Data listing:
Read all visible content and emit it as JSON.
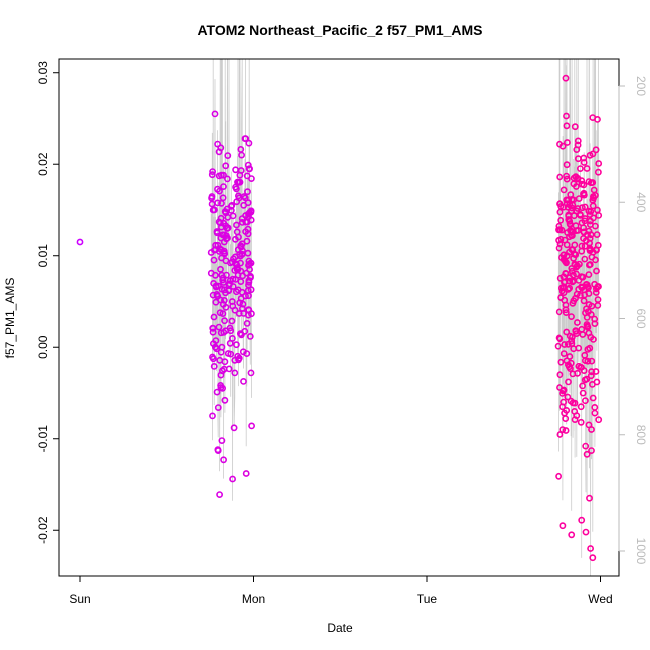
{
  "chart_data": {
    "type": "scatter",
    "title": "ATOM2 Northeast_Pacific_2 f57_PM1_AMS",
    "xlabel": "Date",
    "ylabel": "f57_PM1_AMS",
    "ylim": [
      -0.025,
      0.0315
    ],
    "y_ticks": [
      "-0.02",
      "-0.01",
      "0.00",
      "0.01",
      "0.02",
      "0.03"
    ],
    "x_ticks": [
      "Sun",
      "Mon",
      "Tue",
      "Wed"
    ],
    "secondary_axis": {
      "ticks": [
        "200",
        "400",
        "600",
        "800",
        "1000"
      ],
      "reversed": true,
      "color": "#bbbbbb"
    },
    "colors": {
      "start": "#cc00ff",
      "end": "#ff0099",
      "line": "#cccccc"
    },
    "series": [
      {
        "segment": "Sun",
        "x": [
          0.0
        ],
        "y": [
          0.0115
        ]
      },
      {
        "segment": "Mon",
        "x_range": [
          0.74,
          1.0
        ],
        "n_points": 260,
        "y_sample": [
          0.0255,
          0.0228,
          0.0195,
          0.0192,
          0.0163,
          0.015,
          0.0113,
          0.0084,
          0.0062,
          0.0047,
          0.0029,
          0.0022,
          0.0,
          -0.0005,
          -0.0028,
          -0.0049,
          -0.0058,
          -0.0075,
          -0.0102,
          -0.0112,
          -0.0138,
          -0.0161,
          0.0199,
          0.0218,
          0.0223,
          0.0195,
          0.0188,
          0.0159,
          0.0155,
          0.0137,
          0.0124,
          0.0102,
          0.0092,
          0.0085,
          0.0071,
          0.0057,
          0.0041,
          0.0026,
          0.0018,
          0.0,
          -0.0012,
          -0.0028,
          -0.0044,
          -0.0066,
          -0.0086,
          -0.0123,
          -0.0144,
          0.0188,
          0.0175,
          0.0154,
          0.0122,
          0.0118,
          0.0105,
          0.0092,
          0.0067,
          0.0045,
          0.0004,
          -0.0088,
          -0.0113
        ]
      },
      {
        "segment": "Wed",
        "x_range": [
          2.74,
          3.0
        ],
        "n_points": 320,
        "y_sample": [
          0.0241,
          0.0221,
          0.0216,
          0.0186,
          0.0161,
          0.0145,
          0.0122,
          0.0118,
          0.0093,
          0.0083,
          0.0073,
          0.0048,
          0.0027,
          0.0003,
          -0.0038,
          -0.006,
          -0.0065,
          -0.0082,
          -0.0091,
          -0.0205,
          -0.0195,
          -0.023,
          0.0294,
          0.0251,
          0.0249,
          0.0242,
          0.0181,
          0.0161,
          0.0153,
          0.0123,
          0.0101,
          0.0089,
          0.0076,
          0.0058,
          0.0042,
          0.0023,
          0.0011,
          -0.0007,
          -0.0022,
          -0.0044,
          -0.0059,
          -0.0078,
          -0.0113,
          -0.0141,
          -0.0165,
          -0.0189,
          -0.0202,
          -0.022,
          0.0187,
          0.0163,
          0.0149,
          0.0123,
          0.0104,
          0.0077,
          0.0039,
          0.0007,
          -0.003,
          -0.0072,
          -0.0108,
          -0.0117
        ]
      }
    ]
  }
}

• _Goal_
Quote the listing above in full, except for the pictures.

• _Response to the exercise_
Read all visible content and emit it as JSON.
{
  "chart_data": {
    "type": "scatter",
    "title": "ATOM2 Northeast_Pacific_2 f57_PM1_AMS",
    "xlabel": "Date",
    "ylabel": "f57_PM1_AMS",
    "ylim": [
      -0.025,
      0.0315
    ],
    "y_ticks": [
      "-0.02",
      "-0.01",
      "0.00",
      "0.01",
      "0.02",
      "0.03"
    ],
    "x_ticks": [
      "Sun",
      "Mon",
      "Tue",
      "Wed"
    ],
    "secondary_axis": {
      "ticks": [
        "200",
        "400",
        "600",
        "800",
        "1000"
      ],
      "reversed": true,
      "color": "#bbbbbb"
    },
    "colors": {
      "start": "#cc00ff",
      "end": "#ff0099",
      "line": "#cccccc"
    },
    "series": [
      {
        "segment": "Sun",
        "x": [
          0.0
        ],
        "y": [
          0.0115
        ]
      },
      {
        "segment": "Mon",
        "x_range": [
          0.74,
          1.0
        ],
        "n_points": 260,
        "y_sample": [
          0.0255,
          0.0228,
          0.0195,
          0.0192,
          0.0163,
          0.015,
          0.0113,
          0.0084,
          0.0062,
          0.0047,
          0.0029,
          0.0022,
          0.0,
          -0.0005,
          -0.0028,
          -0.0049,
          -0.0058,
          -0.0075,
          -0.0102,
          -0.0112,
          -0.0138,
          -0.0161,
          0.0199,
          0.0218,
          0.0223,
          0.0195,
          0.0188,
          0.0159,
          0.0155,
          0.0137,
          0.0124,
          0.0102,
          0.0092,
          0.0085,
          0.0071,
          0.0057,
          0.0041,
          0.0026,
          0.0018,
          0.0,
          -0.0012,
          -0.0028,
          -0.0044,
          -0.0066,
          -0.0086,
          -0.0123,
          -0.0144,
          0.0188,
          0.0175,
          0.0154,
          0.0122,
          0.0118,
          0.0105,
          0.0092,
          0.0067,
          0.0045,
          0.0004,
          -0.0088,
          -0.0113
        ]
      },
      {
        "segment": "Wed",
        "x_range": [
          2.74,
          3.0
        ],
        "n_points": 320,
        "y_sample": [
          0.0241,
          0.0221,
          0.0216,
          0.0186,
          0.0161,
          0.0145,
          0.0122,
          0.0118,
          0.0093,
          0.0083,
          0.0073,
          0.0048,
          0.0027,
          0.0003,
          -0.0038,
          -0.006,
          -0.0065,
          -0.0082,
          -0.0091,
          -0.0205,
          -0.0195,
          -0.023,
          0.0294,
          0.0251,
          0.0249,
          0.0242,
          0.0181,
          0.0161,
          0.0153,
          0.0123,
          0.0101,
          0.0089,
          0.0076,
          0.0058,
          0.0042,
          0.0023,
          0.0011,
          -0.0007,
          -0.0022,
          -0.0044,
          -0.0059,
          -0.0078,
          -0.0113,
          -0.0141,
          -0.0165,
          -0.0189,
          -0.0202,
          -0.022,
          0.0187,
          0.0163,
          0.0149,
          0.0123,
          0.0104,
          0.0077,
          0.0039,
          0.0007,
          -0.003,
          -0.0072,
          -0.0108,
          -0.0117
        ]
      }
    ]
  }
}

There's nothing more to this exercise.